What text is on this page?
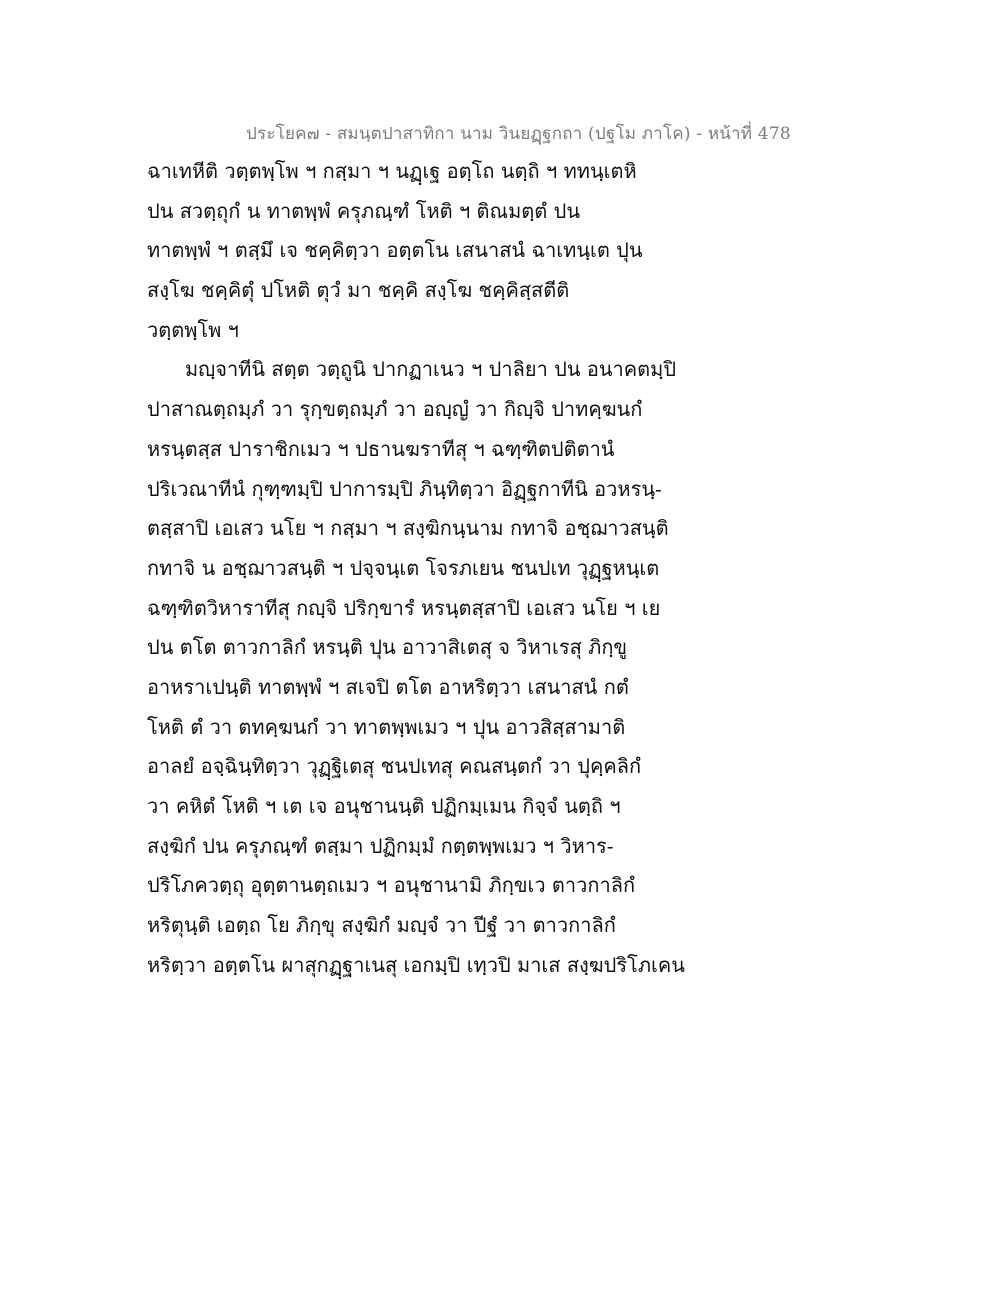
ประโยค๗ - สมนฺตปาสาทิกา นาม วินยฏฺฐกถา (ปฐโม ภาโค) - หน้าที่ 478
ฉาเทหีติ วตฺตพฺโพ ฯ กสฺมา ฯ นฏฺเฐ อตฺโถ นตฺถิ ฯ ททนฺเตหิ
ปน สวตฺถุกํ น ทาตพฺพํ ครุภณฺฑํ โหติ ฯ ติณมตฺตํ ปน
ทาตพฺพํ ฯ ตสฺมึ เจ ชคฺคิตฺวา อตฺตโน เสนาสนํ ฉาเทนฺเต ปุน
สงฺโฆ ชคฺคิตุํ ปโหติ ตุวํ มา ชคฺคิ สงฺโฆ ชคฺคิสฺสตีติ
วตฺตพฺโพ ฯ
มญฺจาทีนิ สตฺต วตฺถูนิ ปากฏาเนว ฯ ปาลิยา ปน อนาคตมฺปิ
ปาสาณตฺถมฺภํ วา รุกฺขตฺถมฺภํ วา อญฺญํ วา กิญฺจิ ปาทคฺฆนกํ
หรนฺตสฺส ปาราชิกเมว ฯ ปธานฆราทีสุ ฯ ฉฑฺฑิตปติตานํ
ปริเวณาทีนํ กุฑฺฑมฺปิ ปาการมฺปิ ภินฺทิตฺวา อิฏฺฐกาทีนิ อวหรนฺ-
ตสฺสาปิ เอเสว นโย ฯ กสฺมา ฯ สงฺฆิกนฺนาม กทาจิ อชฺฌาวสนฺติ
กทาจิ น อชฺฌาวสนฺติ ฯ ปจฺจนฺเต โจรภเยน ชนปเท วุฏฺฐหนฺเต
ฉฑฺฑิตวิหาราทีสุ กญฺจิ ปริกฺขารํ หรนฺตสฺสาปิ เอเสว นโย ฯ เย
ปน ตโต ตาวกาลิกํ หรนฺติ ปุน อาวาสิเตสุ จ วิหาเรสุ ภิกฺขู
อาหราเปนฺติ ทาตพฺพํ ฯ สเจปิ ตโต อาหริตฺวา เสนาสนํ กตํ
โหติ ตํ วา ตทคฺฆนกํ วา ทาตพฺพเมว ฯ ปุน อาวสิสฺสามาติ
อาลยํ อจฺฉินฺทิตฺวา วุฏฺฐิเตสุ ชนปเทสุ คณสนฺตกํ วา ปุคฺคลิกํ
วา คหิตํ โหติ ฯ เต เจ อนุชานนฺติ ปฏิกมฺเมน กิจฺจํ นตฺถิ ฯ
สงฺฆิกํ ปน ครุภณฺฑํ ตสฺมา ปฏิกมฺมํ กตฺตพฺพเมว ฯ วิหาร-
ปริโภควตฺถุ อุตฺตานตฺถเมว ฯ อนุชานามิ ภิกฺขเว ตาวกาลิกํ
หริตุนฺติ เอตฺถ โย ภิกฺขุ สงฺฆิกํ มญฺจํ วา ปีฐํ วา ตาวกาลิกํ
หริตฺวา อตฺตโน ผาสุกฏฺฐาเนสุ เอกมฺปิ เทฺวปิ มาเส สงฺฆปริโภเคน
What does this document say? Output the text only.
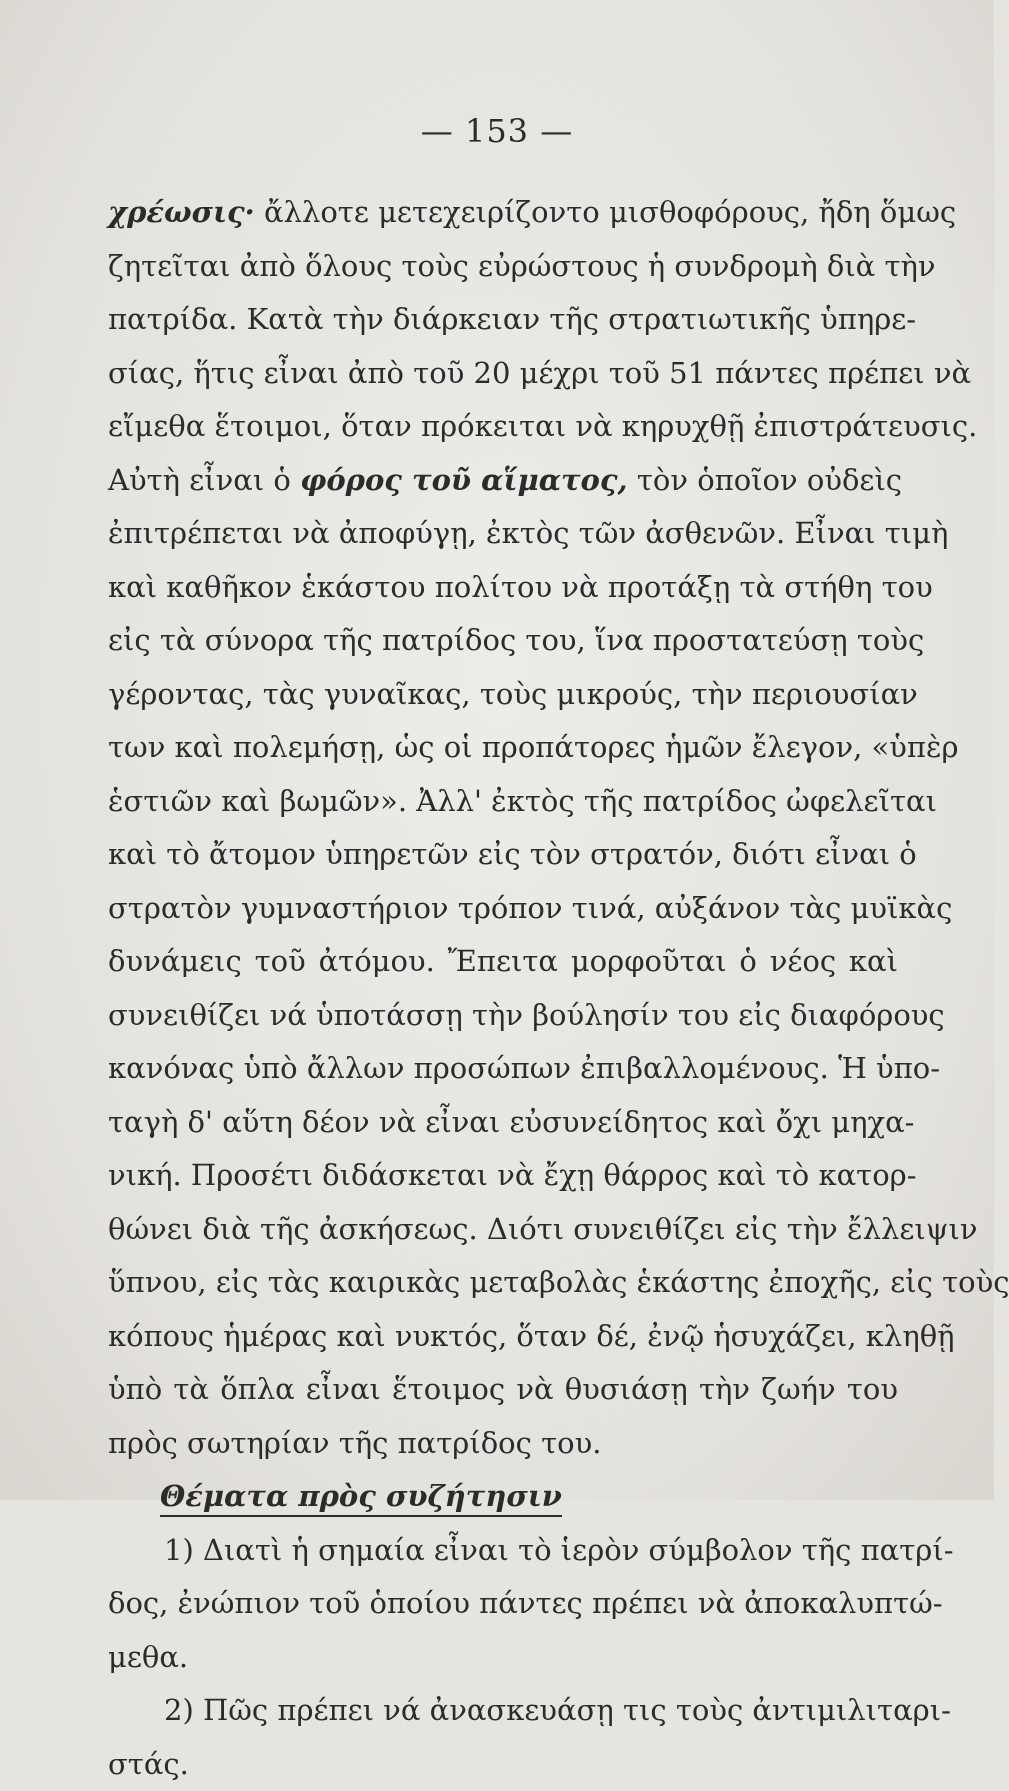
— 153 —
χρέωσις· ἄλλοτε μετεχειρίζοντο μισθοφόρους, ἤδη ὅμως
ζητεῖται ἀπὸ ὅλους τοὺς εὐρώστους ἡ συνδρομὴ διὰ τὴν
πατρίδα. Κατὰ τὴν διάρκειαν τῆς στρατιωτικῆς ὑπηρε-
σίας, ἥτις εἶναι ἀπὸ τοῦ 20 μέχρι τοῦ 51 πάντες πρέπει νὰ
εἴμεθα ἕτοιμοι, ὅταν πρόκειται νὰ κηρυχθῇ ἐπιστράτευσις.
Αὐτὴ εἶναι ὁ φόρος τοῦ αἵματος, τὸν ὁποῖον οὐδεὶς
ἐπιτρέπεται νὰ ἀποφύγῃ, ἐκτὸς τῶν ἀσθενῶν. Εἶναι τιμὴ
καὶ καθῆκον ἑκάστου πολίτου νὰ προτάξῃ τὰ στήθη του
εἰς τὰ σύνορα τῆς πατρίδος του, ἵνα προστατεύσῃ τοὺς
γέροντας, τὰς γυναῖκας, τοὺς μικρούς, τὴν περιουσίαν
των καὶ πολεμήσῃ, ὡς οἱ προπάτορες ἡμῶν ἔλεγον, «ὑπὲρ
ἑστιῶν καὶ βωμῶν». Ἀλλ' ἐκτὸς τῆς πατρίδος ὠφελεῖται
καὶ τὸ ἄτομον ὑπηρετῶν εἰς τὸν στρατόν, διότι εἶναι ὁ
στρατὸν γυμναστήριον τρόπον τινά, αὐξάνον τὰς μυϊκὰς
δυνάμεις τοῦ ἀτόμου. Ἔπειτα μορφοῦται ὁ νέος καὶ
συνειθίζει νά ὑποτάσσῃ τὴν βούλησίν του εἰς διαφόρους
κανόνας ὑπὸ ἄλλων προσώπων ἐπιβαλλομένους. Ἡ ὑπο-
ταγὴ δ' αὕτη δέον νὰ εἶναι εὐσυνείδητος καὶ ὄχι μηχα-
νική. Προσέτι διδάσκεται νὰ ἔχῃ θάρρος καὶ τὸ κατορ-
θώνει διὰ τῆς ἀσκήσεως. Διότι συνειθίζει εἰς τὴν ἔλλειψιν
ὕπνου, εἰς τὰς καιρικὰς μεταβολὰς ἑκάστης ἐποχῆς, εἰς τοὺς
κόπους ἡμέρας καὶ νυκτός, ὅταν δέ, ἐνῷ ἡσυχάζει, κληθῇ
ὑπὸ τὰ ὅπλα εἶναι ἕτοιμος νὰ θυσιάσῃ τὴν ζωήν του
πρὸς σωτηρίαν τῆς πατρίδος του.
Θέματα πρὸς συζήτησιν
1) Διατὶ ἡ σημαία εἶναι τὸ ἱερὸν σύμβολον τῆς πατρί-
δος, ἐνώπιον τοῦ ὁποίου πάντες πρέπει νὰ ἀποκαλυπτώ-
μεθα.
2) Πῶς πρέπει νά ἀνασκευάσῃ τις τοὺς ἀντιμιλιταρι-
στάς.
════════════════
## TASK DETAILS
Copy the material above exactly and drop the pictures.

## FINISHED TASK
What text is on this page?
ประโยค๗ - สมนฺตปาสาทิกา นาม วินยฏฺฐกถา (ปฐโม ภาโค) - หน้าที่ 478
ฉาเทหีติ วตฺตพฺโพ ฯ กสฺมา ฯ นฏฺเฐ อตฺโถ นตฺถิ ฯ ททนฺเตหิ
ปน สวตฺถุกํ น ทาตพฺพํ ครุภณฺฑํ โหติ ฯ ติณมตฺตํ ปน
ทาตพฺพํ ฯ ตสฺมึ เจ ชคฺคิตฺวา อตฺตโน เสนาสนํ ฉาเทนฺเต ปุน
สงฺโฆ ชคฺคิตุํ ปโหติ ตุวํ มา ชคฺคิ สงฺโฆ ชคฺคิสฺสตีติ
วตฺตพฺโพ ฯ
มญฺจาทีนิ สตฺต วตฺถูนิ ปากฏาเนว ฯ ปาลิยา ปน อนาคตมฺปิ
ปาสาณตฺถมฺภํ วา รุกฺขตฺถมฺภํ วา อญฺญํ วา กิญฺจิ ปาทคฺฆนกํ
หรนฺตสฺส ปาราชิกเมว ฯ ปธานฆราทีสุ ฯ ฉฑฺฑิตปติตานํ
ปริเวณาทีนํ กุฑฺฑมฺปิ ปาการมฺปิ ภินฺทิตฺวา อิฏฺฐกาทีนิ อวหรนฺ-
ตสฺสาปิ เอเสว นโย ฯ กสฺมา ฯ สงฺฆิกนฺนาม กทาจิ อชฺฌาวสนฺติ
กทาจิ น อชฺฌาวสนฺติ ฯ ปจฺจนฺเต โจรภเยน ชนปเท วุฏฺฐหนฺเต
ฉฑฺฑิตวิหาราทีสุ กญฺจิ ปริกฺขารํ หรนฺตสฺสาปิ เอเสว นโย ฯ เย
ปน ตโต ตาวกาลิกํ หรนฺติ ปุน อาวาสิเตสุ จ วิหาเรสุ ภิกฺขู
อาหราเปนฺติ ทาตพฺพํ ฯ สเจปิ ตโต อาหริตฺวา เสนาสนํ กตํ
โหติ ตํ วา ตทคฺฆนกํ วา ทาตพฺพเมว ฯ ปุน อาวสิสฺสามาติ
อาลยํ อจฺฉินฺทิตฺวา วุฏฺฐิเตสุ ชนปเทสุ คณสนฺตกํ วา ปุคฺคลิกํ
วา คหิตํ โหติ ฯ เต เจ อนุชานนฺติ ปฏิกมฺเมน กิจฺจํ นตฺถิ ฯ
สงฺฆิกํ ปน ครุภณฺฑํ ตสฺมา ปฏิกมฺมํ กตฺตพฺพเมว ฯ วิหาร-
ปริโภควตฺถุ อุตฺตานตฺถเมว ฯ อนุชานามิ ภิกฺขเว ตาวกาลิกํ
หริตุนฺติ เอตฺถ โย ภิกฺขุ สงฺฆิกํ มญฺจํ วา ปีฐํ วา ตาวกาลิกํ
หริตฺวา อตฺตโน ผาสุกฏฺฐาเนสุ เอกมฺปิ เทฺวปิ มาเส สงฺฆปริโภเคน
What does this document say? Output the text only.
— 153 —
χρέωσις· ἄλλοτε μετεχειρίζοντο μισθοφόρους, ἤδη ὅμως
ζητεῖται ἀπὸ ὅλους τοὺς εὐρώστους ἡ συνδρομὴ διὰ τὴν
πατρίδα. Κατὰ τὴν διάρκειαν τῆς στρατιωτικῆς ὑπηρε-
σίας, ἥτις εἶναι ἀπὸ τοῦ 20 μέχρι τοῦ 51 πάντες πρέπει νὰ
εἴμεθα ἕτοιμοι, ὅταν πρόκειται νὰ κηρυχθῇ ἐπιστράτευσις.
Αὐτὴ εἶναι ὁ φόρος τοῦ αἵματος, τὸν ὁποῖον οὐδεὶς
ἐπιτρέπεται νὰ ἀποφύγῃ, ἐκτὸς τῶν ἀσθενῶν. Εἶναι τιμὴ
καὶ καθῆκον ἑκάστου πολίτου νὰ προτάξῃ τὰ στήθη του
εἰς τὰ σύνορα τῆς πατρίδος του, ἵνα προστατεύσῃ τοὺς
γέροντας, τὰς γυναῖκας, τοὺς μικρούς, τὴν περιουσίαν
των καὶ πολεμήσῃ, ὡς οἱ προπάτορες ἡμῶν ἔλεγον, «ὑπὲρ
ἑστιῶν καὶ βωμῶν». Ἀλλ' ἐκτὸς τῆς πατρίδος ὠφελεῖται
καὶ τὸ ἄτομον ὑπηρετῶν εἰς τὸν στρατόν, διότι εἶναι ὁ
στρατὸν γυμναστήριον τρόπον τινά, αὐξάνον τὰς μυϊκὰς
δυνάμεις τοῦ ἀτόμου. Ἔπειτα μορφοῦται ὁ νέος καὶ
συνειθίζει νά ὑποτάσσῃ τὴν βούλησίν του εἰς διαφόρους
κανόνας ὑπὸ ἄλλων προσώπων ἐπιβαλλομένους. Ἡ ὑπο-
ταγὴ δ' αὕτη δέον νὰ εἶναι εὐσυνείδητος καὶ ὄχι μηχα-
νική. Προσέτι διδάσκεται νὰ ἔχῃ θάρρος καὶ τὸ κατορ-
θώνει διὰ τῆς ἀσκήσεως. Διότι συνειθίζει εἰς τὴν ἔλλειψιν
ὕπνου, εἰς τὰς καιρικὰς μεταβολὰς ἑκάστης ἐποχῆς, εἰς τοὺς
κόπους ἡμέρας καὶ νυκτός, ὅταν δέ, ἐνῷ ἡσυχάζει, κληθῇ
ὑπὸ τὰ ὅπλα εἶναι ἕτοιμος νὰ θυσιάσῃ τὴν ζωήν του
πρὸς σωτηρίαν τῆς πατρίδος του.
Θέματα πρὸς συζήτησιν
1) Διατὶ ἡ σημαία εἶναι τὸ ἱερὸν σύμβολον τῆς πατρί-
δος, ἐνώπιον τοῦ ὁποίου πάντες πρέπει νὰ ἀποκαλυπτώ-
μεθα.
2) Πῶς πρέπει νά ἀνασκευάσῃ τις τοὺς ἀντιμιλιταρι-
στάς.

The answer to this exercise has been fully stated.